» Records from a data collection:
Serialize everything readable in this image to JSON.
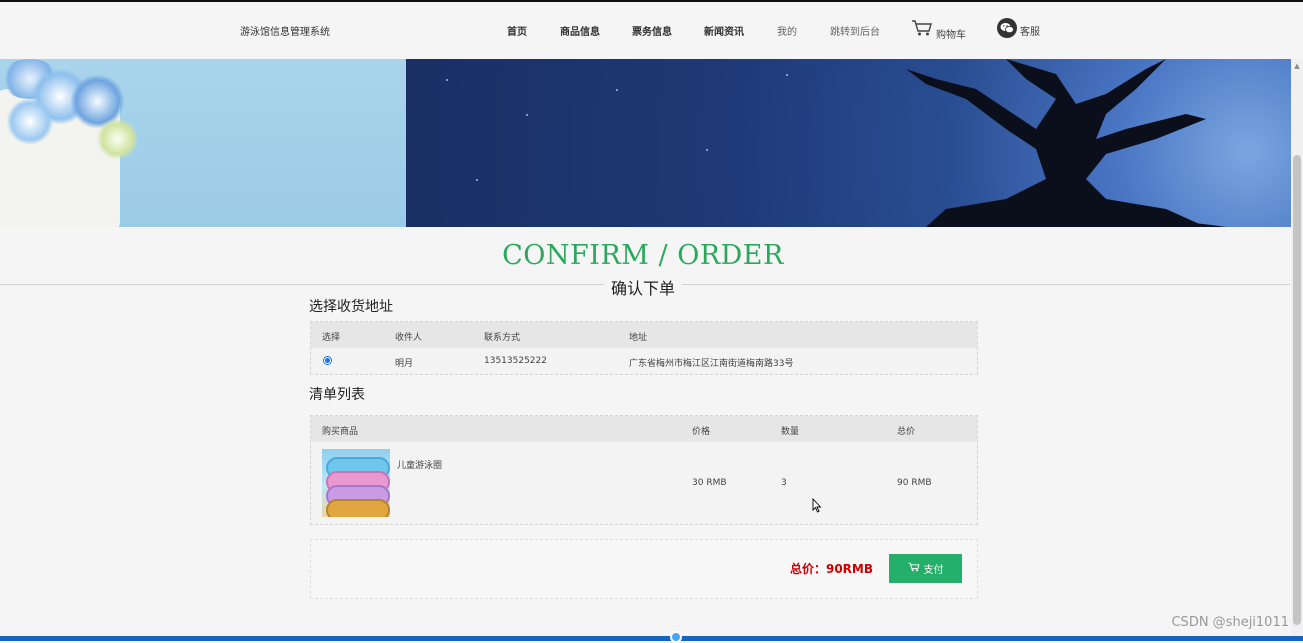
{
  "header": {
    "brand": "游泳馆信息管理系统",
    "nav": [
      {
        "label": "首页"
      },
      {
        "label": "商品信息"
      },
      {
        "label": "票务信息"
      },
      {
        "label": "新闻资讯"
      },
      {
        "label": "我的"
      },
      {
        "label": "跳转到后台"
      }
    ],
    "cart_label": "购物车",
    "service_label": "客服"
  },
  "heading": {
    "title_en": "CONFIRM / ORDER",
    "title_cn": "确认下单"
  },
  "address": {
    "section_title": "选择收货地址",
    "columns": [
      "选择",
      "收件人",
      "联系方式",
      "地址"
    ],
    "rows": [
      {
        "selected": true,
        "recipient": "明月",
        "phone": "13513525222",
        "address": "广东省梅州市梅江区江南街道梅南路33号"
      }
    ]
  },
  "orderlist": {
    "section_title": "清单列表",
    "columns": [
      "购买商品",
      "价格",
      "数量",
      "总价"
    ],
    "items": [
      {
        "name": "儿童游泳圈",
        "price": "30 RMB",
        "quantity": "3",
        "subtotal": "90 RMB"
      }
    ]
  },
  "payment": {
    "total": "总价：90RMB",
    "button_label": "支付"
  },
  "watermark": "CSDN @sheji1011",
  "colors": {
    "accent_green": "#2aa85c",
    "pay_button": "#24b06a",
    "total_red": "#cc0000"
  },
  "icons": [
    "cart-icon",
    "wechat-icon",
    "radio-checked-icon",
    "mouse-cursor-icon"
  ]
}
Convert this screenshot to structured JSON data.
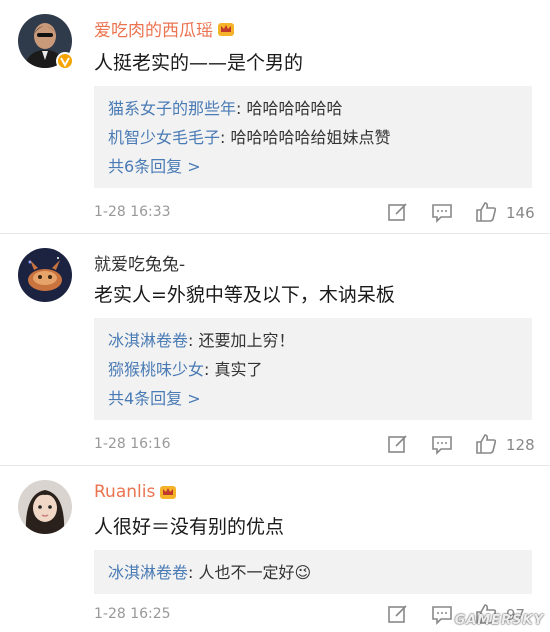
{
  "comments": [
    {
      "username": "爱吃肉的西瓜瑶",
      "text": "人挺老实的——是个男的",
      "replies": [
        {
          "name": "猫系女子的那些年",
          "text": ": 哈哈哈哈哈哈"
        },
        {
          "name": "机智少女毛毛子",
          "text": ": 哈哈哈哈哈给姐妹点赞"
        }
      ],
      "more": "共6条回复 >",
      "time": "1-28 16:33",
      "likes": "146"
    },
    {
      "username": "就爱吃兔兔-",
      "text": "老实人=外貌中等及以下，木讷呆板",
      "replies": [
        {
          "name": "冰淇淋卷卷",
          "text": ": 还要加上穷！"
        },
        {
          "name": "猕猴桃味少女",
          "text": ": 真实了"
        }
      ],
      "more": "共4条回复 >",
      "time": "1-28 16:16",
      "likes": "128"
    },
    {
      "username": "Ruanlis",
      "text": "人很好＝没有别的优点",
      "replies": [
        {
          "name": "冰淇淋卷卷",
          "text": ": 人也不一定好😉"
        }
      ],
      "time": "1-28 16:25",
      "likes": "97"
    }
  ],
  "watermark": "GAMERSKY",
  "colors": {
    "username_accent": "#eb7350",
    "reply_link": "#4a7bb5",
    "reply_bg": "#f2f2f2",
    "meta": "#999999"
  }
}
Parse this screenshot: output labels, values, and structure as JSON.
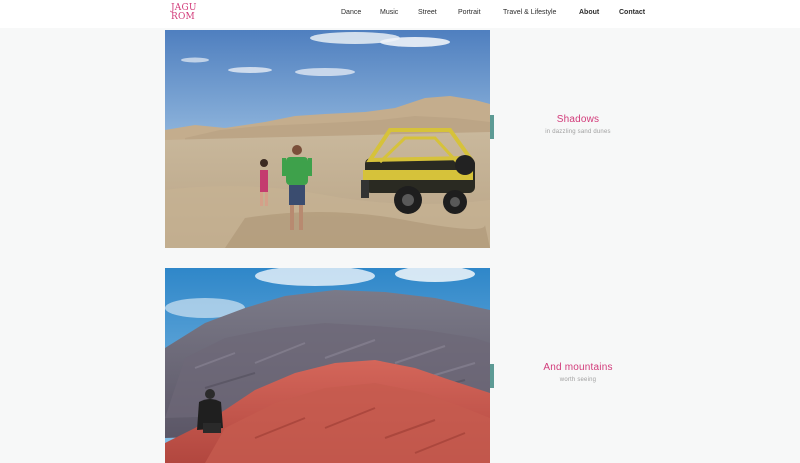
{
  "logo": {
    "line1": "JAGU",
    "line2": "ROM"
  },
  "nav": [
    {
      "label": "Dance",
      "bold": false
    },
    {
      "label": "Music",
      "bold": false
    },
    {
      "label": "Street",
      "bold": false
    },
    {
      "label": "Portrait",
      "bold": false
    },
    {
      "label": "Travel & Lifestyle",
      "bold": false
    },
    {
      "label": "About",
      "bold": true
    },
    {
      "label": "Contact",
      "bold": true
    }
  ],
  "gallery": [
    {
      "title": "Shadows",
      "subtitle": "in dazzling sand dunes",
      "image": "desert-dunes-buggy-photo"
    },
    {
      "title": "And mountains",
      "subtitle": "worth seeing",
      "image": "red-mountain-photo"
    }
  ],
  "colors": {
    "accent": "#d23b7a",
    "tab": "#5d9b95",
    "background": "#f7f8f8"
  }
}
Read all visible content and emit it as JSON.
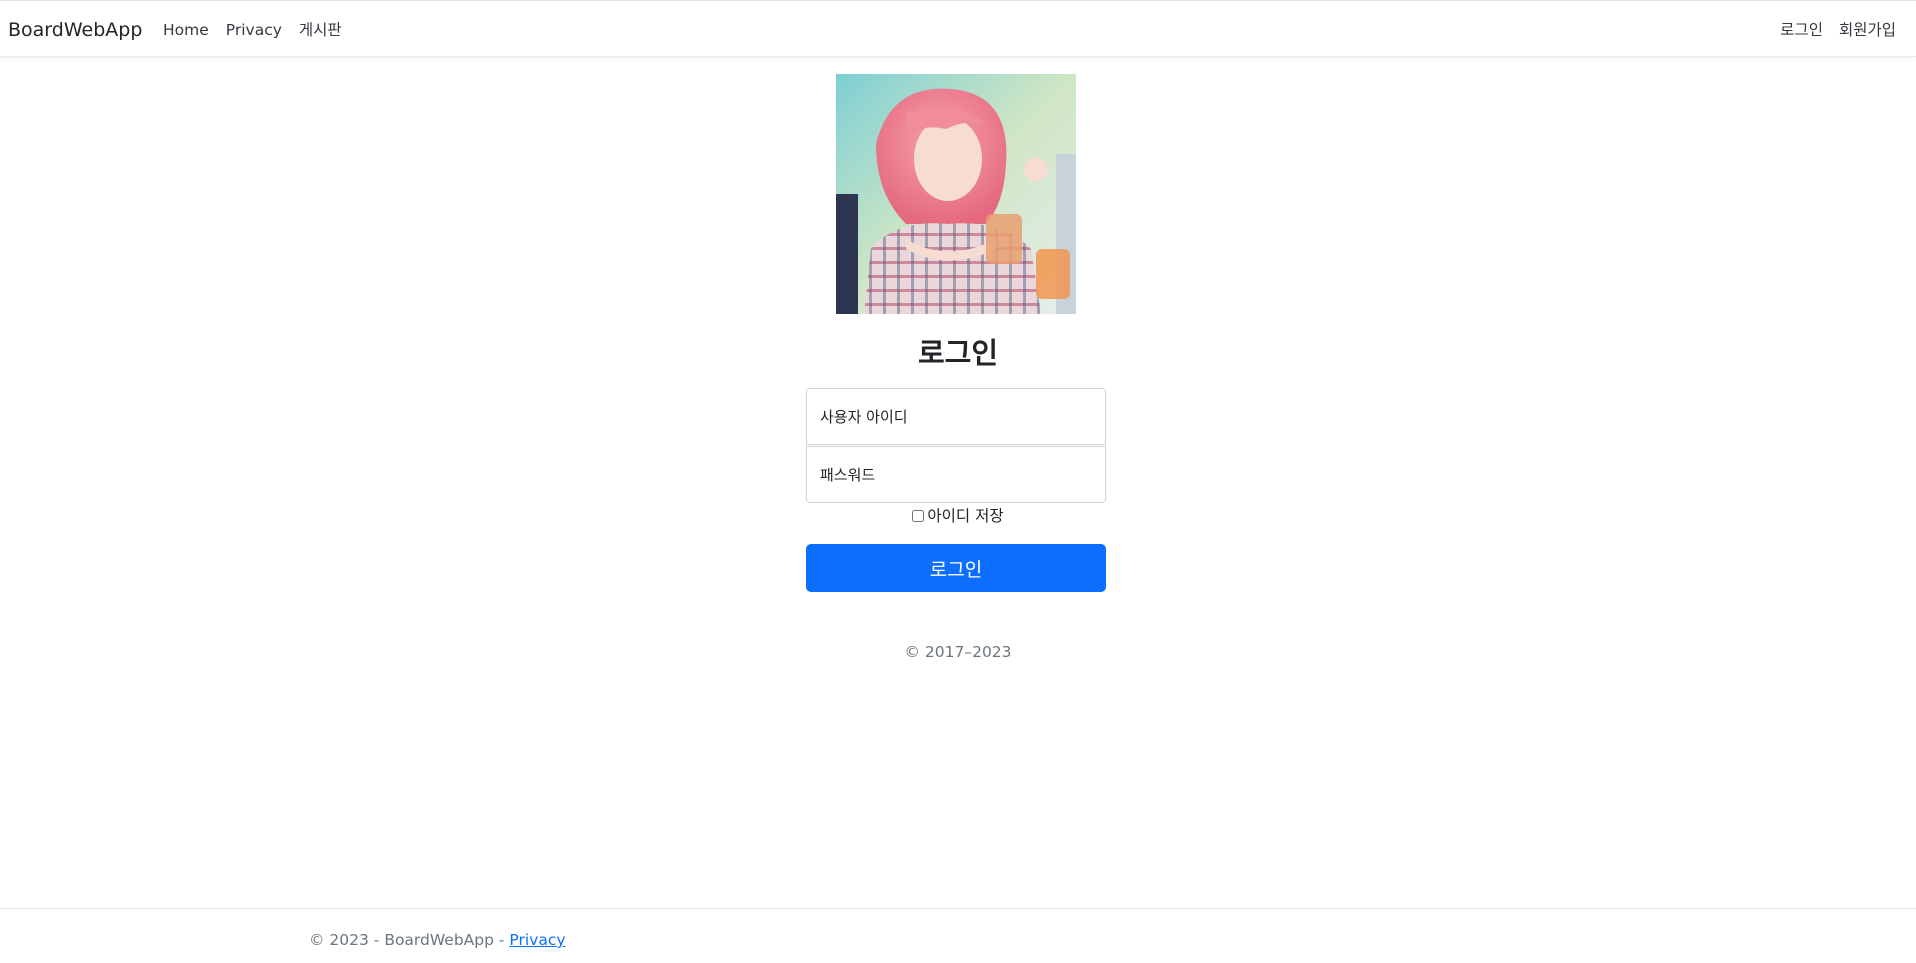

» To be done: All records must be output exactly as they are, except for the pictures, which are left out.

» Completed task:
Serialize everything readable in this image to JSON.
{
  "header": {
    "brand": "游泳馆信息管理系统",
    "nav": [
      {
        "label": "首页"
      },
      {
        "label": "商品信息"
      },
      {
        "label": "票务信息"
      },
      {
        "label": "新闻资讯"
      },
      {
        "label": "我的"
      },
      {
        "label": "跳转到后台"
      }
    ],
    "cart_label": "购物车",
    "service_label": "客服"
  },
  "heading": {
    "title_en": "CONFIRM / ORDER",
    "title_cn": "确认下单"
  },
  "address": {
    "section_title": "选择收货地址",
    "columns": [
      "选择",
      "收件人",
      "联系方式",
      "地址"
    ],
    "rows": [
      {
        "selected": true,
        "recipient": "明月",
        "phone": "13513525222",
        "address": "广东省梅州市梅江区江南街道梅南路33号"
      }
    ]
  },
  "orderlist": {
    "section_title": "清单列表",
    "columns": [
      "购买商品",
      "价格",
      "数量",
      "总价"
    ],
    "items": [
      {
        "name": "儿童游泳圈",
        "price": "30 RMB",
        "quantity": "3",
        "subtotal": "90 RMB"
      }
    ]
  },
  "payment": {
    "total": "总价：90RMB",
    "button_label": "支付"
  },
  "watermark": "CSDN @sheji1011",
  "colors": {
    "accent_green": "#2aa85c",
    "pay_button": "#24b06a",
    "total_red": "#cc0000"
  },
  "icons": [
    "cart-icon",
    "wechat-icon",
    "radio-checked-icon",
    "mouse-cursor-icon"
  ]
}
Convert this screenshot to structured JSON data.
{
  "comments": [
    {
      "username": "爱吃肉的西瓜瑶",
      "text": "人挺老实的——是个男的",
      "replies": [
        {
          "name": "猫系女子的那些年",
          "text": ": 哈哈哈哈哈哈"
        },
        {
          "name": "机智少女毛毛子",
          "text": ": 哈哈哈哈哈给姐妹点赞"
        }
      ],
      "more": "共6条回复 >",
      "time": "1-28 16:33",
      "likes": "146"
    },
    {
      "username": "就爱吃兔兔-",
      "text": "老实人=外貌中等及以下，木讷呆板",
      "replies": [
        {
          "name": "冰淇淋卷卷",
          "text": ": 还要加上穷！"
        },
        {
          "name": "猕猴桃味少女",
          "text": ": 真实了"
        }
      ],
      "more": "共4条回复 >",
      "time": "1-28 16:16",
      "likes": "128"
    },
    {
      "username": "Ruanlis",
      "text": "人很好＝没有别的优点",
      "replies": [
        {
          "name": "冰淇淋卷卷",
          "text": ": 人也不一定好😉"
        }
      ],
      "time": "1-28 16:25",
      "likes": "97"
    }
  ],
  "watermark": "GAMERSKY",
  "colors": {
    "username_accent": "#eb7350",
    "reply_link": "#4a7bb5",
    "reply_bg": "#f2f2f2",
    "meta": "#999999"
  }
}
Parse this screenshot: output labels, values, and structure as JSON.
{
  "logo": {
    "line1": "JAGU",
    "line2": "ROM"
  },
  "nav": [
    {
      "label": "Dance",
      "bold": false
    },
    {
      "label": "Music",
      "bold": false
    },
    {
      "label": "Street",
      "bold": false
    },
    {
      "label": "Portrait",
      "bold": false
    },
    {
      "label": "Travel & Lifestyle",
      "bold": false
    },
    {
      "label": "About",
      "bold": true
    },
    {
      "label": "Contact",
      "bold": true
    }
  ],
  "gallery": [
    {
      "title": "Shadows",
      "subtitle": "in dazzling sand dunes",
      "image": "desert-dunes-buggy-photo"
    },
    {
      "title": "And mountains",
      "subtitle": "worth seeing",
      "image": "red-mountain-photo"
    }
  ],
  "colors": {
    "accent": "#d23b7a",
    "tab": "#5d9b95",
    "background": "#f7f8f8"
  }
}
Read all visible content and emit it as JSON.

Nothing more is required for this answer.